TASK GOAL: Convert the data below into a JSON list of strings, with one string for each line and no blank lines.

RECORDED DATA:
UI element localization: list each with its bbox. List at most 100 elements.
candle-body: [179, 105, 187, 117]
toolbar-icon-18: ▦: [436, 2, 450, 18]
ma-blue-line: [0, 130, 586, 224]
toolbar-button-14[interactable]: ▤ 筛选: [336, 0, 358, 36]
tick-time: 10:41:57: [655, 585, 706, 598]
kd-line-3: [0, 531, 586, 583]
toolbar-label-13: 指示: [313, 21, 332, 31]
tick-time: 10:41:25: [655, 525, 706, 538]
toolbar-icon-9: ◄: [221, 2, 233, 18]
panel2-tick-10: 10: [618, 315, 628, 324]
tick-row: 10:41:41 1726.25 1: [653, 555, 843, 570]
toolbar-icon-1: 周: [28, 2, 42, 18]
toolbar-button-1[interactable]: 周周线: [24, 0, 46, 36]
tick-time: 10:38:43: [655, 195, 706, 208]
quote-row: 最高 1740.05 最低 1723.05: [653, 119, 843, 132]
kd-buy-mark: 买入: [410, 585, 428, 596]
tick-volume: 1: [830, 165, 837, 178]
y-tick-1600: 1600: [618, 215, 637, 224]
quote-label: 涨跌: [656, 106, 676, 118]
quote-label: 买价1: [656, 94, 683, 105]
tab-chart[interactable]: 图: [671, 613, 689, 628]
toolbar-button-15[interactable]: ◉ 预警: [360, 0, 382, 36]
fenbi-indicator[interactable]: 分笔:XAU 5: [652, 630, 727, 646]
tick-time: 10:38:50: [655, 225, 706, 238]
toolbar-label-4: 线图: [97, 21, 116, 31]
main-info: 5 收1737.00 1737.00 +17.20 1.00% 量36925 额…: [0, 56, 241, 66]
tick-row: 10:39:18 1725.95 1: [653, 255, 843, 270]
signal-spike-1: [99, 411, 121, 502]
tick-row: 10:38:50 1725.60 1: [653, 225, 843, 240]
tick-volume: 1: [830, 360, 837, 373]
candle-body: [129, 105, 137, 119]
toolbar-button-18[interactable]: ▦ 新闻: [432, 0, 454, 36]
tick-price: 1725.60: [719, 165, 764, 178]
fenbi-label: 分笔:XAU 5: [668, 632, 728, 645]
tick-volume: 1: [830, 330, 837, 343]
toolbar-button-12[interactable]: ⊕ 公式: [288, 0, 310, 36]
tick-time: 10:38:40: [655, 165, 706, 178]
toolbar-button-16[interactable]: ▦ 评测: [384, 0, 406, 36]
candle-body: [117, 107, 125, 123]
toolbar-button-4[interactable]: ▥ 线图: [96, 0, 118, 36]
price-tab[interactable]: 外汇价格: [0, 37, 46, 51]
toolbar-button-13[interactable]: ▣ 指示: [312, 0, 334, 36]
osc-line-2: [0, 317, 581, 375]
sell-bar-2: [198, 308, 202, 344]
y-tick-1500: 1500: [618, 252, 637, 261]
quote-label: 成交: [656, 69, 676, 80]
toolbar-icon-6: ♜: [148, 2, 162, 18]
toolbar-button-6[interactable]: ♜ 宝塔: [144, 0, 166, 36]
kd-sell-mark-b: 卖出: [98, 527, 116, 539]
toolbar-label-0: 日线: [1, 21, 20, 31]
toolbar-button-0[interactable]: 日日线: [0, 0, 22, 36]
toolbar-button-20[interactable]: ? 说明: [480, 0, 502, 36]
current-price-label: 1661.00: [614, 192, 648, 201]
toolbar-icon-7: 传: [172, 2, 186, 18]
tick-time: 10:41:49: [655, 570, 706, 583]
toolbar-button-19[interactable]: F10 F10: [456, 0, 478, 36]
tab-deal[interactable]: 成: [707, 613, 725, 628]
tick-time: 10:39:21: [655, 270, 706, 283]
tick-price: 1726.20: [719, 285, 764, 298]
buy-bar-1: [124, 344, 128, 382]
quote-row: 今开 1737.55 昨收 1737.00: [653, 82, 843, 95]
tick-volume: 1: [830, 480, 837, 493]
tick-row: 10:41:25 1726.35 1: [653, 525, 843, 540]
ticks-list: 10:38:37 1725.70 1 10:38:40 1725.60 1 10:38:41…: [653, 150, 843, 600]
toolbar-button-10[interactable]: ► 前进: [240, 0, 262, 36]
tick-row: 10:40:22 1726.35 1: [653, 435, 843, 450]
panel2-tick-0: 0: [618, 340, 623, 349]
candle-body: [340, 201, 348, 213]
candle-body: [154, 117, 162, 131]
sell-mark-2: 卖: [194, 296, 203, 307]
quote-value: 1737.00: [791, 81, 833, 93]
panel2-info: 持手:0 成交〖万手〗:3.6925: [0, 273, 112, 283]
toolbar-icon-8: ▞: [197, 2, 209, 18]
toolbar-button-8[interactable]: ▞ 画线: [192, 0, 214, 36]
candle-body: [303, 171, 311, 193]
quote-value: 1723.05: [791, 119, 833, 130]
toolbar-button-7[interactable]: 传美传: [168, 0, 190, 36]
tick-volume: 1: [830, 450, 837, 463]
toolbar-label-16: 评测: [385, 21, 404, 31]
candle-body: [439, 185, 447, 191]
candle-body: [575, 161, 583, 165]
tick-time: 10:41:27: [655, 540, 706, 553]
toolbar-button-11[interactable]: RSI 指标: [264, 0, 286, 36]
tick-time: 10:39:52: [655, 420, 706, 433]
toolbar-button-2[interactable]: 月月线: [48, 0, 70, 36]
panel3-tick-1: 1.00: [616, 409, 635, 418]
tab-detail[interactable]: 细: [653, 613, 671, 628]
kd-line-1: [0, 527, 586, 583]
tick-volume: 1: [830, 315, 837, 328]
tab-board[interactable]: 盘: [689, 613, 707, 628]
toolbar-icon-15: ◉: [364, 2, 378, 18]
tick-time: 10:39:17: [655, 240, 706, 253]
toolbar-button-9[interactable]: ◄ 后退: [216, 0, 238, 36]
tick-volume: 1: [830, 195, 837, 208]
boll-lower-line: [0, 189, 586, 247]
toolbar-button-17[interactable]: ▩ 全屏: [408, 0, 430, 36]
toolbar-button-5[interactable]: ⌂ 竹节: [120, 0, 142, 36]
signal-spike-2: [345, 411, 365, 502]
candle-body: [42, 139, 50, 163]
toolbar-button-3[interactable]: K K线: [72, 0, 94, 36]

SOLUTION TO THE EXERCISE:
[
  "UI element localization: list each with its bbox. List at most 100 elements.",
  "candle-body: [179, 105, 187, 117]",
  "toolbar-icon-18: ▦: [436, 2, 450, 18]",
  "ma-blue-line: [0, 130, 586, 224]",
  "toolbar-button-14[interactable]: ▤ 筛选: [336, 0, 358, 36]",
  "tick-time: 10:41:57: [655, 585, 706, 598]",
  "kd-line-3: [0, 531, 586, 583]",
  "toolbar-label-13: 指示: [313, 21, 332, 31]",
  "tick-time: 10:41:25: [655, 525, 706, 538]",
  "toolbar-icon-9: ◄: [221, 2, 233, 18]",
  "panel2-tick-10: 10: [618, 315, 628, 324]",
  "tick-row: 10:41:41 1726.25 1: [653, 555, 843, 570]",
  "toolbar-icon-1: 周: [28, 2, 42, 18]",
  "toolbar-button-1[interactable]: 周周线: [24, 0, 46, 36]",
  "tick-time: 10:38:43: [655, 195, 706, 208]",
  "quote-row: 最高 1740.05 最低 1723.05: [653, 119, 843, 132]",
  "kd-buy-mark: 买入: [410, 585, 428, 596]",
  "tick-volume: 1: [830, 165, 837, 178]",
  "y-tick-1600: 1600: [618, 215, 637, 224]",
  "quote-label: 涨跌: [656, 106, 676, 118]",
  "quote-label: 买价1: [656, 94, 683, 105]",
  "tab-chart[interactable]: 图: [671, 613, 689, 628]",
  "toolbar-button-15[interactable]: ◉ 预警: [360, 0, 382, 36]",
  "fenbi-indicator[interactable]: 分笔:XAU 5: [652, 630, 727, 646]",
  "tick-time: 10:38:50: [655, 225, 706, 238]",
  "toolbar-label-4: 线图: [97, 21, 116, 31]",
  "main-info: 5 收1737.00 1737.00 +17.20 1.00% 量36925 额…: [0, 56, 241, 66]",
  "tick-row: 10:39:18 1725.95 1: [653, 255, 843, 270]",
  "signal-spike-1: [99, 411, 121, 502]",
  "tick-row: 10:38:50 1725.60 1: [653, 225, 843, 240]",
  "tick-volume: 1: [830, 360, 837, 373]",
  "candle-body: [129, 105, 137, 119]",
  "toolbar-button-18[interactable]: ▦ 新闻: [432, 0, 454, 36]",
  "tick-price: 1725.60: [719, 165, 764, 178]",
  "fenbi-label: 分笔:XAU 5: [668, 632, 728, 645]",
  "tick-volume: 1: [830, 330, 837, 343]",
  "toolbar-button-12[interactable]: ⊕ 公式: [288, 0, 310, 36]",
  "tick-time: 10:38:40: [655, 165, 706, 178]",
  "toolbar-button-16[interactable]: ▦ 评测: [384, 0, 406, 36]",
  "candle-body: [117, 107, 125, 123]",
  "toolbar-button-4[interactable]: ▥ 线图: [96, 0, 118, 36]",
  "price-tab[interactable]: 外汇价格: [0, 37, 46, 51]",
  "toolbar-button-13[interactable]: ▣ 指示: [312, 0, 334, 36]",
  "osc-line-2: [0, 317, 581, 375]",
  "sell-bar-2: [198, 308, 202, 344]",
  "y-tick-1500: 1500: [618, 252, 637, 261]",
  "quote-label: 成交: [656, 69, 676, 80]",
  "toolbar-icon-6: ♜: [148, 2, 162, 18]",
  "toolbar-button-6[interactable]: ♜ 宝塔: [144, 0, 166, 36]",
  "kd-sell-mark-b: 卖出: [98, 527, 116, 539]",
  "toolbar-label-0: 日线: [1, 21, 20, 31]",
  "toolbar-button-0[interactable]: 日日线: [0, 0, 22, 36]",
  "toolbar-button-20[interactable]: ? 说明: [480, 0, 502, 36]",
  "current-price-label: 1661.00: [614, 192, 648, 201]",
  "toolbar-icon-7: 传: [172, 2, 186, 18]",
  "tick-time: 10:41:49: [655, 570, 706, 583]",
  "toolbar-button-19[interactable]: F10 F10: [456, 0, 478, 36]",
  "tab-deal[interactable]: 成: [707, 613, 725, 628]",
  "tick-time: 10:39:21: [655, 270, 706, 283]",
  "tick-price: 1726.20: [719, 285, 764, 298]",
  "buy-bar-1: [124, 344, 128, 382]",
  "quote-row: 今开 1737.55 昨收 1737.00: [653, 82, 843, 95]",
  "tick-volume: 1: [830, 480, 837, 493]",
  "tick-row: 10:41:25 1726.35 1: [653, 525, 843, 540]",
  "ticks-list: 10:38:37 1725.70 1 10:38:40 1725.60 1 10:38:41…: [653, 150, 843, 600]",
  "toolbar-button-10[interactable]: ► 前进: [240, 0, 262, 36]",
  "tick-row: 10:40:22 1726.35 1: [653, 435, 843, 450]",
  "panel2-tick-0: 0: [618, 340, 623, 349]",
  "candle-body: [340, 201, 348, 213]",
  "candle-body: [154, 117, 162, 131]",
  "sell-mark-2: 卖: [194, 296, 203, 307]",
  "quote-value: 1737.00: [791, 81, 833, 93]",
  "panel2-info: 持手:0 成交〖万手〗:3.6925: [0, 273, 112, 283]",
  "toolbar-icon-8: ▞: [197, 2, 209, 18]",
  "toolbar-button-8[interactable]: ▞ 画线: [192, 0, 214, 36]",
  "candle-body: [303, 171, 311, 193]",
  "quote-value: 1723.05: [791, 119, 833, 130]",
  "toolbar-button-7[interactable]: 传美传: [168, 0, 190, 36]",
  "tick-volume: 1: [830, 450, 837, 463]",
  "toolbar-label-16: 评测: [385, 21, 404, 31]",
  "candle-body: [439, 185, 447, 191]",
  "candle-body: [575, 161, 583, 165]",
  "tick-time: 10:41:27: [655, 540, 706, 553]",
  "toolbar-button-11[interactable]: RSI 指标: [264, 0, 286, 36]",
  "tick-time: 10:39:52: [655, 420, 706, 433]",
  "toolbar-button-2[interactable]: 月月线: [48, 0, 70, 36]",
  "panel3-tick-1: 1.00: [616, 409, 635, 418]",
  "tab-detail[interactable]: 细: [653, 613, 671, 628]",
  "kd-line-1: [0, 527, 586, 583]",
  "tick-volume: 1: [830, 315, 837, 328]",
  "tab-board[interactable]: 盘: [689, 613, 707, 628]",
  "toolbar-icon-15: ◉: [364, 2, 378, 18]",
  "tick-time: 10:39:17: [655, 240, 706, 253]",
  "toolbar-button-9[interactable]: ◄ 后退: [216, 0, 238, 36]",
  "tick-volume: 1: [830, 195, 837, 208]",
  "boll-lower-line: [0, 189, 586, 247]",
  "toolbar-button-17[interactable]: ▩ 全屏: [408, 0, 430, 36]",
  "toolbar-button-5[interactable]: ⌂ 竹节: [120, 0, 142, 36]",
  "signal-spike-2: [345, 411, 365, 502]",
  "candle-body: [42, 139, 50, 163]",
  "toolbar-button-3[interactable]: K K线: [72, 0, 94, 36]"
]